- **Objective**: Return each line of the listing that contains the string "name".
— start Raw data —
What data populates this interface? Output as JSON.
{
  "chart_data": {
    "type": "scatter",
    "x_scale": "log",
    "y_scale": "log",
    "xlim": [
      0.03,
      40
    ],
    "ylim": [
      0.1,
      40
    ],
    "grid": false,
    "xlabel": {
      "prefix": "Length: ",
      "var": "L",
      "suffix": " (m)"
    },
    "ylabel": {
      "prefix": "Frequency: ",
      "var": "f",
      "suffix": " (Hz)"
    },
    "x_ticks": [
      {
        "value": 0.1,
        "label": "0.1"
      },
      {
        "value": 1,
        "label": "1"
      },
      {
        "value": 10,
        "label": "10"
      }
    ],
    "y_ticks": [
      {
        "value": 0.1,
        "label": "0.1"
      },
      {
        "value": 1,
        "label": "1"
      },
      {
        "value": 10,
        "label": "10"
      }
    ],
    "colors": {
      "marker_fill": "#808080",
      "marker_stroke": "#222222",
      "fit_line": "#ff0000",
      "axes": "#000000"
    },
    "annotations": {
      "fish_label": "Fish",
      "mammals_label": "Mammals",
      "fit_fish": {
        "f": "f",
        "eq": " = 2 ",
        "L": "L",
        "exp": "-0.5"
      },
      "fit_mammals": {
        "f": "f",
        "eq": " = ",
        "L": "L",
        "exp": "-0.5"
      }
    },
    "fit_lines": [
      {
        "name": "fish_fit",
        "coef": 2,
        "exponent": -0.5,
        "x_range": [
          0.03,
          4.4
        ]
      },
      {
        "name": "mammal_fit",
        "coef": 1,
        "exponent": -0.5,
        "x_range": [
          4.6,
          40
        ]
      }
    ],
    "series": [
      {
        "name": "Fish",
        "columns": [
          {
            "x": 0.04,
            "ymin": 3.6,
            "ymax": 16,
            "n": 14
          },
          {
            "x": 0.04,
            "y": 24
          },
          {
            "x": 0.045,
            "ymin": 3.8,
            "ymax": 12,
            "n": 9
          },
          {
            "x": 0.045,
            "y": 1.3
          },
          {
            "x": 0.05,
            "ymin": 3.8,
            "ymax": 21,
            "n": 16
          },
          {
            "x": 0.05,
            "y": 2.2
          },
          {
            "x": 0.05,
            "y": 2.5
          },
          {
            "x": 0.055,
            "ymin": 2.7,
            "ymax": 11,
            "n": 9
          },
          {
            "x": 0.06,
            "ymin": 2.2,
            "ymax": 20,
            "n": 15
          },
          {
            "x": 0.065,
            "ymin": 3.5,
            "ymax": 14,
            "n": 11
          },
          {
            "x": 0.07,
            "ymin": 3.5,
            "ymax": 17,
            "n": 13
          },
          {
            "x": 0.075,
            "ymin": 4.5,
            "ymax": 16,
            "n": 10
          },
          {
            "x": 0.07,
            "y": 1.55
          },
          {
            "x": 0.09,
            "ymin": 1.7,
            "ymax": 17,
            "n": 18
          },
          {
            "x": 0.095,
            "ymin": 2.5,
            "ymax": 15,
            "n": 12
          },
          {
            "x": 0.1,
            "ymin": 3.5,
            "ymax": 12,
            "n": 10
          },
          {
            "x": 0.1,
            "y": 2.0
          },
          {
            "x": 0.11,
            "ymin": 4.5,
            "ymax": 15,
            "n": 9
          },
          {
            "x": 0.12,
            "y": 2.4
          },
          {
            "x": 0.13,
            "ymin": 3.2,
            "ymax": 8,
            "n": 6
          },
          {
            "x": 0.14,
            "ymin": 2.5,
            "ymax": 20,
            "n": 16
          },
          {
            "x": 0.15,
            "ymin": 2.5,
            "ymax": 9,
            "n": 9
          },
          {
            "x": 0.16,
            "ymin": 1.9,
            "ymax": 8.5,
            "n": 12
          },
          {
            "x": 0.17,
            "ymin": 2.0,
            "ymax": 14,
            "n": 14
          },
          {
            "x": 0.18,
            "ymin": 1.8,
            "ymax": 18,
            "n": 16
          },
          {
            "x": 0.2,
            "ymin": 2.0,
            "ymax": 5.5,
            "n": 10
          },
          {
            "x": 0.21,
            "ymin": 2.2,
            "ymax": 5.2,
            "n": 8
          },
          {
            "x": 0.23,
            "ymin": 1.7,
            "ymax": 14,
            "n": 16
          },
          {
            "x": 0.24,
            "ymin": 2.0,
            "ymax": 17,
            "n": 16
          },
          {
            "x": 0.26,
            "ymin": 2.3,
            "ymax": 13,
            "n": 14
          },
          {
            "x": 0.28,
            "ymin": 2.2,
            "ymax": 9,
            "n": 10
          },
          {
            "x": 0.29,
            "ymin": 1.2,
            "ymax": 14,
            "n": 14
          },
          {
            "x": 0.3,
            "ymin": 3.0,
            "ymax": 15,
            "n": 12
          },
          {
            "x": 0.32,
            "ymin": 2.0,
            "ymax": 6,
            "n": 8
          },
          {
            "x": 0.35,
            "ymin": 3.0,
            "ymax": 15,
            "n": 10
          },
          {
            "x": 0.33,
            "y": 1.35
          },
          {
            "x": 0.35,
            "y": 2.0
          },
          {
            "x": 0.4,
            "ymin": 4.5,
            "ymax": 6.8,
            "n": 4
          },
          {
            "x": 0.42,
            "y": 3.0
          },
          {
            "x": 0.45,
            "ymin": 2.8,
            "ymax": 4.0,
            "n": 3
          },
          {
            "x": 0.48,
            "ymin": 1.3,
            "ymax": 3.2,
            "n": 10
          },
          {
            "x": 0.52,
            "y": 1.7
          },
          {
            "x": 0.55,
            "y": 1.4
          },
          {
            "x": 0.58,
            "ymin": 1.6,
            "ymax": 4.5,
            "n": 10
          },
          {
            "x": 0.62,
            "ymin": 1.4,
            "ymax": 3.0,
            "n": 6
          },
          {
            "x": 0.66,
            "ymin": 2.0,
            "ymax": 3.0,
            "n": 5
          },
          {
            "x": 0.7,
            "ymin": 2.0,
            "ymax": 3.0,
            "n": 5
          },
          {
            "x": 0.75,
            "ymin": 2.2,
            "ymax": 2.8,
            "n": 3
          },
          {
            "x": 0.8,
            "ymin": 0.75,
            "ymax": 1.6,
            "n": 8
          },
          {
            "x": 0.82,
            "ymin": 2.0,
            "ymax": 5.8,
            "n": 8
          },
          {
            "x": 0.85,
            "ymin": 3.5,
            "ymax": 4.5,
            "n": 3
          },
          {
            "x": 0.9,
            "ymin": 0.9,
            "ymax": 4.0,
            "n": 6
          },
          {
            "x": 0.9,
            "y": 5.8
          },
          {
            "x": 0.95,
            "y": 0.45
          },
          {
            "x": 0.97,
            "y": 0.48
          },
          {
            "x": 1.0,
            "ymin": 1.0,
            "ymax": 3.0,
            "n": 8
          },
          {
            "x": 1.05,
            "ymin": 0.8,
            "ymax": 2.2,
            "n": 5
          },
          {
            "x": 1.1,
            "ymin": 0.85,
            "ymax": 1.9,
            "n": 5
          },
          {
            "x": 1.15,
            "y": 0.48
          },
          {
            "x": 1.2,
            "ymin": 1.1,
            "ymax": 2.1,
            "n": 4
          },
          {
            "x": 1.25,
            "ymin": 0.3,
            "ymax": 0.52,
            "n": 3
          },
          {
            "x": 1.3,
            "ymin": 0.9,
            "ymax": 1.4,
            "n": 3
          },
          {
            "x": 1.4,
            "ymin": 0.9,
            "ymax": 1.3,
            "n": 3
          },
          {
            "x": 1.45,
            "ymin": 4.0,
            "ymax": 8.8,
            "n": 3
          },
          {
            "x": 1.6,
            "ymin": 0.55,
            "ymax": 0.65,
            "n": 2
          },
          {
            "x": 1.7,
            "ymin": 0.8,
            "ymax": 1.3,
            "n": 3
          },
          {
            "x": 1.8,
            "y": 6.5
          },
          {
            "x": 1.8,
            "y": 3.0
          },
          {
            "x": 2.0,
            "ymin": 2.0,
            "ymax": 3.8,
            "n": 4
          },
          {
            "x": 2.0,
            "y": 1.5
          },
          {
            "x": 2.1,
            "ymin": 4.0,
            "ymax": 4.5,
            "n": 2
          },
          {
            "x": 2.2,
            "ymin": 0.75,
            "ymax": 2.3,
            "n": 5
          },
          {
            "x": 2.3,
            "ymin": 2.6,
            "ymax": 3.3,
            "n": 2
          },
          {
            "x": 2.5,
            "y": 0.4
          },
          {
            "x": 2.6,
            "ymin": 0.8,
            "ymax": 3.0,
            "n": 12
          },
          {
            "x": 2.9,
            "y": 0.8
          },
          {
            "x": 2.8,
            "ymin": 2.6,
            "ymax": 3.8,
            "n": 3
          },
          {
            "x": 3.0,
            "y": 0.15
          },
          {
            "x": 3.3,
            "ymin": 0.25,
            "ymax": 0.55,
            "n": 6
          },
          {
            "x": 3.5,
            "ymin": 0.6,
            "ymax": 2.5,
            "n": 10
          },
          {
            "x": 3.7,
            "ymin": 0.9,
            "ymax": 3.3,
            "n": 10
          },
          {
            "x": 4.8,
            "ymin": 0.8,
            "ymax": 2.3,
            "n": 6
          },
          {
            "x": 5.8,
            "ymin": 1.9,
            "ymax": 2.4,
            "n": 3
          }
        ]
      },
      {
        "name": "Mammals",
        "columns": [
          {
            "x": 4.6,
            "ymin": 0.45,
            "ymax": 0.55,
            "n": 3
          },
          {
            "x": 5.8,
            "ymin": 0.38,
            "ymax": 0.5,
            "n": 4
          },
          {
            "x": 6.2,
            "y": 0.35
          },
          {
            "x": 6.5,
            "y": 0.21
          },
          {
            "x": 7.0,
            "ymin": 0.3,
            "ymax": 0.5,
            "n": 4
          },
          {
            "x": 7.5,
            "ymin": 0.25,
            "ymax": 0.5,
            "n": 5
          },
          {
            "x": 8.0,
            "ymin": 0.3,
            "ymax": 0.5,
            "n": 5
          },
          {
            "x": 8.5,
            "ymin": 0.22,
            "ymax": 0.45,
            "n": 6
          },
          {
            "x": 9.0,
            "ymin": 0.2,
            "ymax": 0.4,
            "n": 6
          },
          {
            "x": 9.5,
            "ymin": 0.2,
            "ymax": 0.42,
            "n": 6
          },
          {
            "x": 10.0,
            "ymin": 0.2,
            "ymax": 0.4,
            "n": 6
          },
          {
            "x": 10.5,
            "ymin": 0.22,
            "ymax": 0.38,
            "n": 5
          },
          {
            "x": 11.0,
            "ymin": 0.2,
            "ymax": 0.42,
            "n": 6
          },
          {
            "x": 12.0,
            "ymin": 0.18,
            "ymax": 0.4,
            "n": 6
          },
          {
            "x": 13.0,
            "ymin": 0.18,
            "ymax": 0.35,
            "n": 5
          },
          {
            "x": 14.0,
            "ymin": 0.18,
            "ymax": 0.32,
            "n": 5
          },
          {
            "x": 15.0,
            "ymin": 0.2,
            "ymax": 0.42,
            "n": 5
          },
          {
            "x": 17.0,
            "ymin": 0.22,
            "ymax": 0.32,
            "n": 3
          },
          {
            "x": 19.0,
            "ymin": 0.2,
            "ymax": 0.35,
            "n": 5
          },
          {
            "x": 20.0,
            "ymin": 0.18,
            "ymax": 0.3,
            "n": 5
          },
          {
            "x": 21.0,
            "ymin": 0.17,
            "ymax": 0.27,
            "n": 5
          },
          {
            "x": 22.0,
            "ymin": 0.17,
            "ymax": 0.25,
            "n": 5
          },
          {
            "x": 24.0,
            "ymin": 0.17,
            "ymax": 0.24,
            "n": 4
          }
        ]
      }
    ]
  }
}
— end Raw data —
- **Output below**:
        "name": "fish_fit",
        "name": "mammal_fit",
        "name": "Fish",
        "name": "Mammals",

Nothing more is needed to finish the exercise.